COMPLETE O SEGUINTE ::
- 1) Transcreva do excerto sobre os alimentos devidos a menores o trecho que vai de "Mas, o que acontece" até "para o pensar.".
- 2) Pode retomar o excerto sobre os alimentos devidos a menores a partir do ponto em que termina?

Mas, o que acontece é que entendemos que foi violado o direito do menor, pelo que se torna necessário proporcionar-lhe a sua integração e daqui deriva o interesse em agir, sendo que o pedido é para tal adequado. Foi violado por não ter sido cumprido pelo devedor originário, já condenado, pelo que se torna necessário recorrer aos devedores subsidiários, uma vez que o pagamento por parte do FGADM nem integra nem se destina a integrar o direito do menor e tem natureza diferente do cumprimento da obrigação devida pelos seus familiares.
6.2. A criação do FGADM [1] não derivou de necessidade de substituir os devedores subsidiários de alimentos a menores por outra entidade, neste caso o Estado. Nem o legislador o disse, nem há nenhuma razão válida para o pensar.
6.2.1. O legislador não o disse, mas surpreenderia muito que, introduzindo um regime especial de tamanha importância - tanta que foi precedido de algumas tentativas adiadas [2] -, nada dissesse relativamente a uma matéria regulada no Código Civil, em somente meia dúzia de artigos. É certo que os práticos de direito não beneficiam de uma produção legislativa de grande qualidade, mas terá de merecer reflexão essa eventual revogação meramente tácita de um artigo daquela referida meia dúzia.
No Parecer da Comissão para a Paridade, Igualdade de Oportunidades e Família sobre o projecto de lei nº 340/VII, do Partido Comunista Português, que deu lugar ao regime em análise, no “enquadramento legal”, refere-se o artigo 2009ª do Código Civil: «Por seu lado, estabelece o artigo 2009º que estão vinculados à prestação de alimentos o cônjuge ou o ex-cônjuge, os descendentes, os ascendentes, os irmãos, os tios, durante a menoridades do alimentado, e o padrasto e a madrasta relativamente a enteados menores que estejam, ou estivessem no momento da morte do cônjuge, a cargo deste» [3].
6.2.2. E nenhuma razão há para deduzir do facto do Estado ter criado um regime de garantia de alimentos, que ele tenha querido aliviar os familiares devedores subsidiários, substituindo-se-lhes. E de forma definitiva, pois, enquanto o principal devedor não tivesse meios, o FGADM pagaria; quando aquele tivesse meios, os outros ..., íamos a dizer que permaneciam como subsidiários, mas não, porque a decisão o que diz é que o artigo 2009º do Código Civil foi revogado relativamente aos alimentos dos menores.

(Dados de origem)
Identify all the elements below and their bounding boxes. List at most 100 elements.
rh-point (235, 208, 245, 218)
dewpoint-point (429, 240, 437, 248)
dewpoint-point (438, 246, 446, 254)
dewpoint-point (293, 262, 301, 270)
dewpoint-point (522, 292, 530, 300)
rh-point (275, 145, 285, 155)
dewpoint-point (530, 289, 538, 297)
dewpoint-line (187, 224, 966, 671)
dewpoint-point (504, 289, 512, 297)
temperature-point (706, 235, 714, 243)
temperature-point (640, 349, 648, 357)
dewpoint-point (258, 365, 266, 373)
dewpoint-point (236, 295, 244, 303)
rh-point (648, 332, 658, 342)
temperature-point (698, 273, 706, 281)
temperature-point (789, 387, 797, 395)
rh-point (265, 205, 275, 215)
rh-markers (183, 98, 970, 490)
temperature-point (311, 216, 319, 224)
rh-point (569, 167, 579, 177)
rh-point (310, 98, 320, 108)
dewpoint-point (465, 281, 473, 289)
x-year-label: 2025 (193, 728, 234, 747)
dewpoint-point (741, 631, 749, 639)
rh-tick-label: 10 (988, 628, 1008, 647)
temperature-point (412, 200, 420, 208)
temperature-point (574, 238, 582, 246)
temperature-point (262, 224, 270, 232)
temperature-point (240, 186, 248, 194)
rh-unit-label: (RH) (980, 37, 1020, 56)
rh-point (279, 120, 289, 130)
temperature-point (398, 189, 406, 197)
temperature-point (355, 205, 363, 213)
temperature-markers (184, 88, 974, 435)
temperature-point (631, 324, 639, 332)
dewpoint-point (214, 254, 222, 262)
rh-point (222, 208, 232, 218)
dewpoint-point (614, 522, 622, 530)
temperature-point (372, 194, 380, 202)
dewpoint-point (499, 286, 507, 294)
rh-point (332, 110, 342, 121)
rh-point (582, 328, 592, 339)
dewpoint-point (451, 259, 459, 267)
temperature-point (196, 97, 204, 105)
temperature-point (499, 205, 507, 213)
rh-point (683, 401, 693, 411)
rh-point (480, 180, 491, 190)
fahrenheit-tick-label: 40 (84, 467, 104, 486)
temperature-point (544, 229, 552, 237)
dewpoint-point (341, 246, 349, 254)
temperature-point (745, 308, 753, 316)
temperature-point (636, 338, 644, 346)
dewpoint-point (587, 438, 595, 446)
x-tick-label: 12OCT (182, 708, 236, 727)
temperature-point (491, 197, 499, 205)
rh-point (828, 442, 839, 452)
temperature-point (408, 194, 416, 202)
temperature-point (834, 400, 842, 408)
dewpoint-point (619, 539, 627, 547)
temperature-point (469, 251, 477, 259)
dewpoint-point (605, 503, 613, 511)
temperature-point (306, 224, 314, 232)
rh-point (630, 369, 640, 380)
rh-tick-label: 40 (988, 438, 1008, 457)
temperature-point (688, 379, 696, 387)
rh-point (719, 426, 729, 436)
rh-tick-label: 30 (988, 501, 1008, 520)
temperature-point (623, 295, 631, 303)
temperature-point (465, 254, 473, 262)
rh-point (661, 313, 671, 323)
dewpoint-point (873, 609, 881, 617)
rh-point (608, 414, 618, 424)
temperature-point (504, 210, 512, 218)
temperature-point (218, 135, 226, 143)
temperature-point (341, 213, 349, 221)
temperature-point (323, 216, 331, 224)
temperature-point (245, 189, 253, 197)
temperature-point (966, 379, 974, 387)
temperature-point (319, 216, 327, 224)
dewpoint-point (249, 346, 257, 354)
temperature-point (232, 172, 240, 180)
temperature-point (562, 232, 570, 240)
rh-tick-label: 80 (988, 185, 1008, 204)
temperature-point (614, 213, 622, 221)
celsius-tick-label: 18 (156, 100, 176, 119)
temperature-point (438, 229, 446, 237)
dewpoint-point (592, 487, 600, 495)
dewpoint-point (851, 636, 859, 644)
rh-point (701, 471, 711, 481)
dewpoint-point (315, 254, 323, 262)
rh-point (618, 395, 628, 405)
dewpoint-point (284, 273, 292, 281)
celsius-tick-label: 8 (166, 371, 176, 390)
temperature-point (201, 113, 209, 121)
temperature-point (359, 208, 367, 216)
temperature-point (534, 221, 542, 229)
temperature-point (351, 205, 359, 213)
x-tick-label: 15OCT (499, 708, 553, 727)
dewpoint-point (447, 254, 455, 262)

RESPOSTAS ÀS TAREFAS ::
- 1)
Mas, o que acontece é que entendemos que foi violado o direito do menor, pelo que se torna necessário proporcionar-lhe a sua integração e daqui deriva o interesse em agir, sendo que o pedido é para tal adequado. Foi violado por não ter sido cumprido pelo devedor originário, já condenado, pelo que se torna necessário recorrer aos devedores subsidiários, uma vez que o pagamento por parte do FGADM nem integra nem se destina a integrar o direito do menor e tem natureza diferente do cumprimento da obrigação devida pelos seus familiares.
6.2. A criação do FGADM [1] não derivou de necessidade de substituir os devedores subsidiários de alimentos a menores por outra entidade, neste caso o Estado. Nem o legislador o disse, nem há nenhuma razão válida para o pensar.

- 2)
6.2.3. E, agora, tínhamos de voltar atrás, para acrescentar à surpresa de uma eventual revogação tácita, o de ela ainda ser parcial.
6.3. O fim querido pelo legislador foi o de proporcionar uma protecção efectiva das crianças, proporcionar o «acesso a condições de subsistência mínimas», que terão de ser suportadas ou pela sociedade ou pelo próprio Estado [4], em determinadas circunstâncias, e não o de substituir os primitivos devedores por outra entidade.
Defendemos que o regime nascido com a criação do FGADM tem um carácter exclusivamente garantístico [5], pelo que ele actua paralelamente com o direito que já vigorava antes e continua a vigorar: «estas situações justificam que o Estado crie mecanismos que assegurem, na falta de cumprimento daquela obrigação, a satisfação do direito a alimentos» [6]. Verificando-se a impossibilidade de cumprimento por parte de um dos obrigados, desencadeiam-se dois mecanismos: um cautelar, que é o de garantir, por razões óbvias, o sustento do alimentando; outro ordinário, mais lento e falível, que é de recorrer aos devedores subsidiários [7]. O primeiro tem a natureza de uma prestação social [8], o segundo de uma obrigação.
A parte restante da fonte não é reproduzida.